* **What is needed**
Note how many lines include the word "employees", and give that number by itself.

* **Task data**
============
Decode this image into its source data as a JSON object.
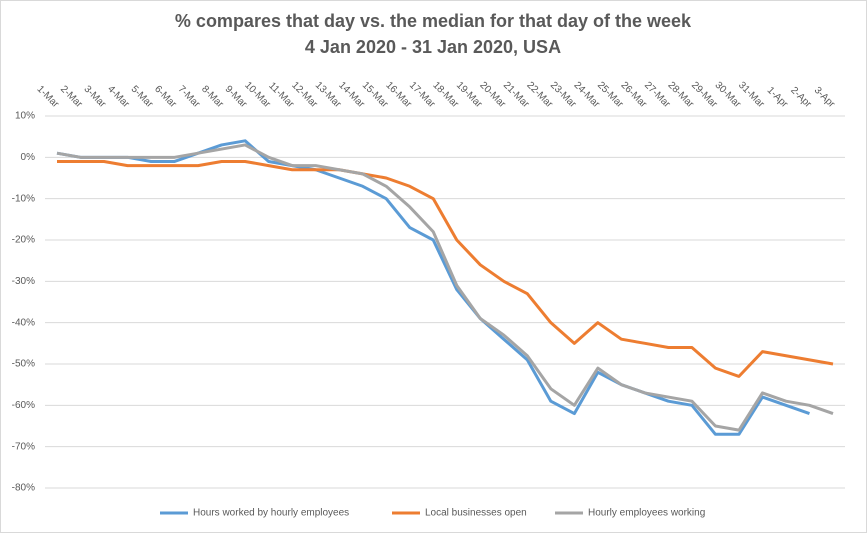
{
  "chart_data": {
    "type": "line",
    "title": "% compares that day vs. the median for that day of the week",
    "subtitle": "4 Jan 2020 - 31 Jan 2020, USA",
    "categories": [
      "1-Mar",
      "2-Mar",
      "3-Mar",
      "4-Mar",
      "5-Mar",
      "6-Mar",
      "7-Mar",
      "8-Mar",
      "9-Mar",
      "10-Mar",
      "11-Mar",
      "12-Mar",
      "13-Mar",
      "14-Mar",
      "15-Mar",
      "16-Mar",
      "17-Mar",
      "18-Mar",
      "19-Mar",
      "20-Mar",
      "21-Mar",
      "22-Mar",
      "23-Mar",
      "24-Mar",
      "25-Mar",
      "26-Mar",
      "27-Mar",
      "28-Mar",
      "29-Mar",
      "30-Mar",
      "31-Mar",
      "1-Apr",
      "2-Apr",
      "3-Apr"
    ],
    "series": [
      {
        "name": "Hours worked by hourly employees",
        "color": "#5b9bd5",
        "values": [
          1,
          0,
          0,
          0,
          -1,
          -1,
          1,
          3,
          4,
          -1,
          -2,
          -3,
          -5,
          -7,
          -10,
          -17,
          -20,
          -32,
          -39,
          -44,
          -49,
          -59,
          -62,
          -52,
          -55,
          -57,
          -59,
          -60,
          -67,
          -67,
          -58,
          -60,
          -62,
          null
        ]
      },
      {
        "name": "Local businesses open",
        "color": "#ed7d31",
        "values": [
          -1,
          -1,
          -1,
          -2,
          -2,
          -2,
          -2,
          -1,
          -1,
          -2,
          -3,
          -3,
          -3,
          -4,
          -5,
          -7,
          -10,
          -20,
          -26,
          -30,
          -33,
          -40,
          -45,
          -40,
          -44,
          -45,
          -46,
          -46,
          -51,
          -53,
          -47,
          -48,
          -49,
          -50
        ]
      },
      {
        "name": "Hourly employees working",
        "color": "#a5a5a5",
        "values": [
          1,
          0,
          0,
          0,
          0,
          0,
          1,
          2,
          3,
          0,
          -2,
          -2,
          -3,
          -4,
          -7,
          -12,
          -18,
          -31,
          -39,
          -43,
          -48,
          -56,
          -60,
          -51,
          -55,
          -57,
          -58,
          -59,
          -65,
          -66,
          -57,
          -59,
          -60,
          -62
        ]
      }
    ],
    "ylim": [
      -80,
      10
    ],
    "yticks": [
      {
        "value": 10,
        "label": "10%"
      },
      {
        "value": 0,
        "label": "0%"
      },
      {
        "value": -10,
        "label": "-10%"
      },
      {
        "value": -20,
        "label": "-20%"
      },
      {
        "value": -30,
        "label": "-30%"
      },
      {
        "value": -40,
        "label": "-40%"
      },
      {
        "value": -50,
        "label": "-50%"
      },
      {
        "value": -60,
        "label": "-60%"
      },
      {
        "value": -70,
        "label": "-70%"
      },
      {
        "value": -80,
        "label": "-80%"
      }
    ],
    "grid": true,
    "legend": "bottom"
  }
}
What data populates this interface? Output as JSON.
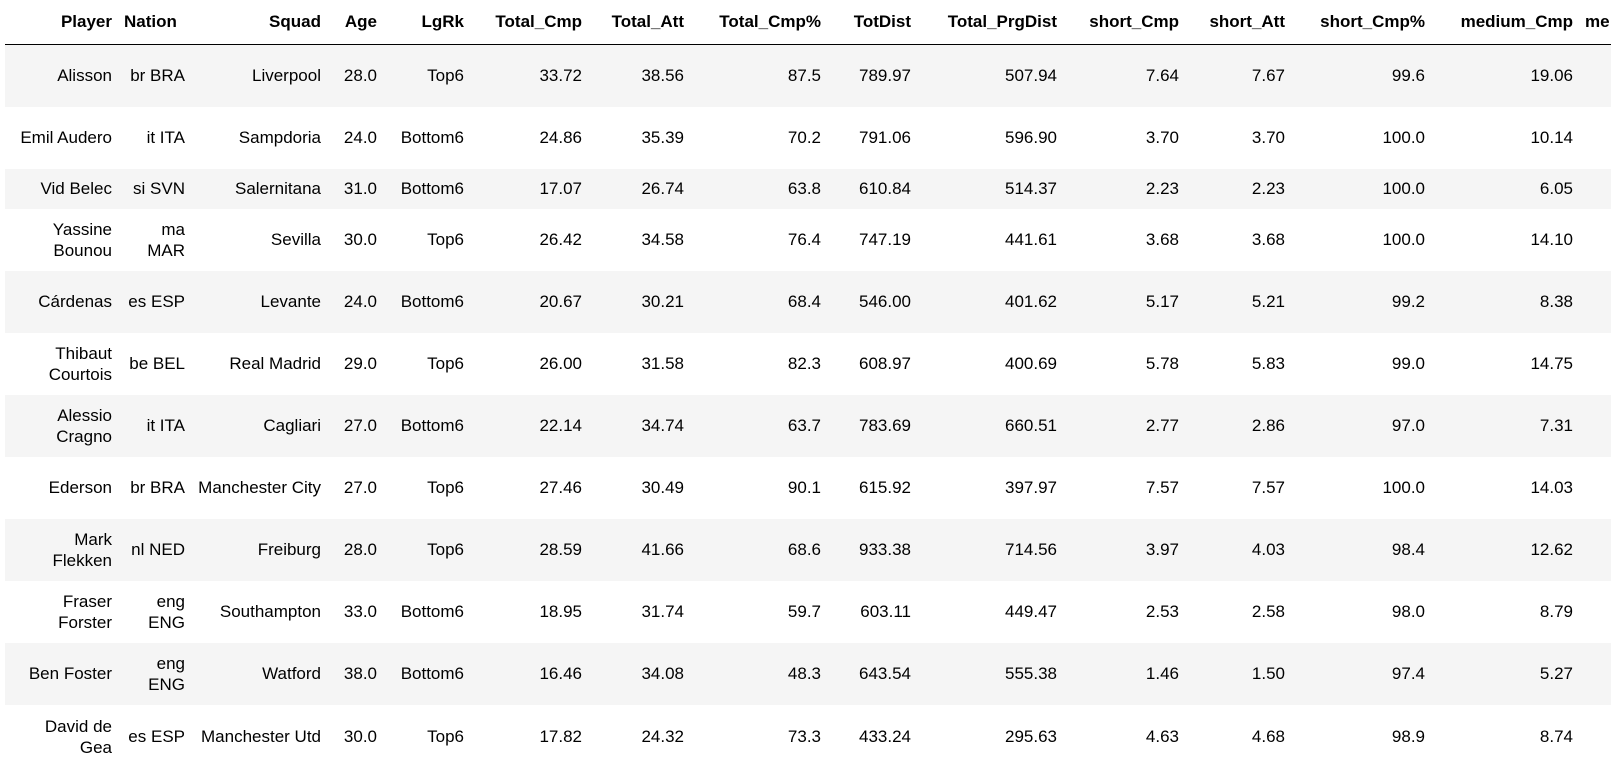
{
  "table": {
    "columns": [
      "Player",
      "Nation",
      "Squad",
      "Age",
      "LgRk",
      "Total_Cmp",
      "Total_Att",
      "Total_Cmp%",
      "TotDist",
      "Total_PrgDist",
      "short_Cmp",
      "short_Att",
      "short_Cmp%",
      "medium_Cmp",
      "me"
    ],
    "rows": [
      {
        "player": "Alisson",
        "nation": "br BRA",
        "squad": "Liverpool",
        "age": "28.0",
        "lgrk": "Top6",
        "total_cmp": "33.72",
        "total_att": "38.56",
        "total_cmp_pct": "87.5",
        "totdist": "789.97",
        "total_prgdist": "507.94",
        "short_cmp": "7.64",
        "short_att": "7.67",
        "short_cmp_pct": "99.6",
        "medium_cmp": "19.06"
      },
      {
        "player": "Emil Audero",
        "nation": "it ITA",
        "squad": "Sampdoria",
        "age": "24.0",
        "lgrk": "Bottom6",
        "total_cmp": "24.86",
        "total_att": "35.39",
        "total_cmp_pct": "70.2",
        "totdist": "791.06",
        "total_prgdist": "596.90",
        "short_cmp": "3.70",
        "short_att": "3.70",
        "short_cmp_pct": "100.0",
        "medium_cmp": "10.14"
      },
      {
        "player": "Vid Belec",
        "nation": "si SVN",
        "squad": "Salernitana",
        "age": "31.0",
        "lgrk": "Bottom6",
        "total_cmp": "17.07",
        "total_att": "26.74",
        "total_cmp_pct": "63.8",
        "totdist": "610.84",
        "total_prgdist": "514.37",
        "short_cmp": "2.23",
        "short_att": "2.23",
        "short_cmp_pct": "100.0",
        "medium_cmp": "6.05"
      },
      {
        "player": "Yassine Bounou",
        "nation": "ma MAR",
        "squad": "Sevilla",
        "age": "30.0",
        "lgrk": "Top6",
        "total_cmp": "26.42",
        "total_att": "34.58",
        "total_cmp_pct": "76.4",
        "totdist": "747.19",
        "total_prgdist": "441.61",
        "short_cmp": "3.68",
        "short_att": "3.68",
        "short_cmp_pct": "100.0",
        "medium_cmp": "14.10"
      },
      {
        "player": "Cárdenas",
        "nation": "es ESP",
        "squad": "Levante",
        "age": "24.0",
        "lgrk": "Bottom6",
        "total_cmp": "20.67",
        "total_att": "30.21",
        "total_cmp_pct": "68.4",
        "totdist": "546.00",
        "total_prgdist": "401.62",
        "short_cmp": "5.17",
        "short_att": "5.21",
        "short_cmp_pct": "99.2",
        "medium_cmp": "8.38"
      },
      {
        "player": "Thibaut Courtois",
        "nation": "be BEL",
        "squad": "Real Madrid",
        "age": "29.0",
        "lgrk": "Top6",
        "total_cmp": "26.00",
        "total_att": "31.58",
        "total_cmp_pct": "82.3",
        "totdist": "608.97",
        "total_prgdist": "400.69",
        "short_cmp": "5.78",
        "short_att": "5.83",
        "short_cmp_pct": "99.0",
        "medium_cmp": "14.75"
      },
      {
        "player": "Alessio Cragno",
        "nation": "it ITA",
        "squad": "Cagliari",
        "age": "27.0",
        "lgrk": "Bottom6",
        "total_cmp": "22.14",
        "total_att": "34.74",
        "total_cmp_pct": "63.7",
        "totdist": "783.69",
        "total_prgdist": "660.51",
        "short_cmp": "2.77",
        "short_att": "2.86",
        "short_cmp_pct": "97.0",
        "medium_cmp": "7.31"
      },
      {
        "player": "Ederson",
        "nation": "br BRA",
        "squad": "Manchester City",
        "age": "27.0",
        "lgrk": "Top6",
        "total_cmp": "27.46",
        "total_att": "30.49",
        "total_cmp_pct": "90.1",
        "totdist": "615.92",
        "total_prgdist": "397.97",
        "short_cmp": "7.57",
        "short_att": "7.57",
        "short_cmp_pct": "100.0",
        "medium_cmp": "14.03"
      },
      {
        "player": "Mark Flekken",
        "nation": "nl NED",
        "squad": "Freiburg",
        "age": "28.0",
        "lgrk": "Top6",
        "total_cmp": "28.59",
        "total_att": "41.66",
        "total_cmp_pct": "68.6",
        "totdist": "933.38",
        "total_prgdist": "714.56",
        "short_cmp": "3.97",
        "short_att": "4.03",
        "short_cmp_pct": "98.4",
        "medium_cmp": "12.62"
      },
      {
        "player": "Fraser Forster",
        "nation": "eng ENG",
        "squad": "Southampton",
        "age": "33.0",
        "lgrk": "Bottom6",
        "total_cmp": "18.95",
        "total_att": "31.74",
        "total_cmp_pct": "59.7",
        "totdist": "603.11",
        "total_prgdist": "449.47",
        "short_cmp": "2.53",
        "short_att": "2.58",
        "short_cmp_pct": "98.0",
        "medium_cmp": "8.79"
      },
      {
        "player": "Ben Foster",
        "nation": "eng ENG",
        "squad": "Watford",
        "age": "38.0",
        "lgrk": "Bottom6",
        "total_cmp": "16.46",
        "total_att": "34.08",
        "total_cmp_pct": "48.3",
        "totdist": "643.54",
        "total_prgdist": "555.38",
        "short_cmp": "1.46",
        "short_att": "1.50",
        "short_cmp_pct": "97.4",
        "medium_cmp": "5.27"
      },
      {
        "player": "David de Gea",
        "nation": "es ESP",
        "squad": "Manchester Utd",
        "age": "30.0",
        "lgrk": "Top6",
        "total_cmp": "17.82",
        "total_att": "24.32",
        "total_cmp_pct": "73.3",
        "totdist": "433.24",
        "total_prgdist": "295.63",
        "short_cmp": "4.63",
        "short_att": "4.68",
        "short_cmp_pct": "98.9",
        "medium_cmp": "8.74"
      }
    ]
  }
}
============
* **The output**
2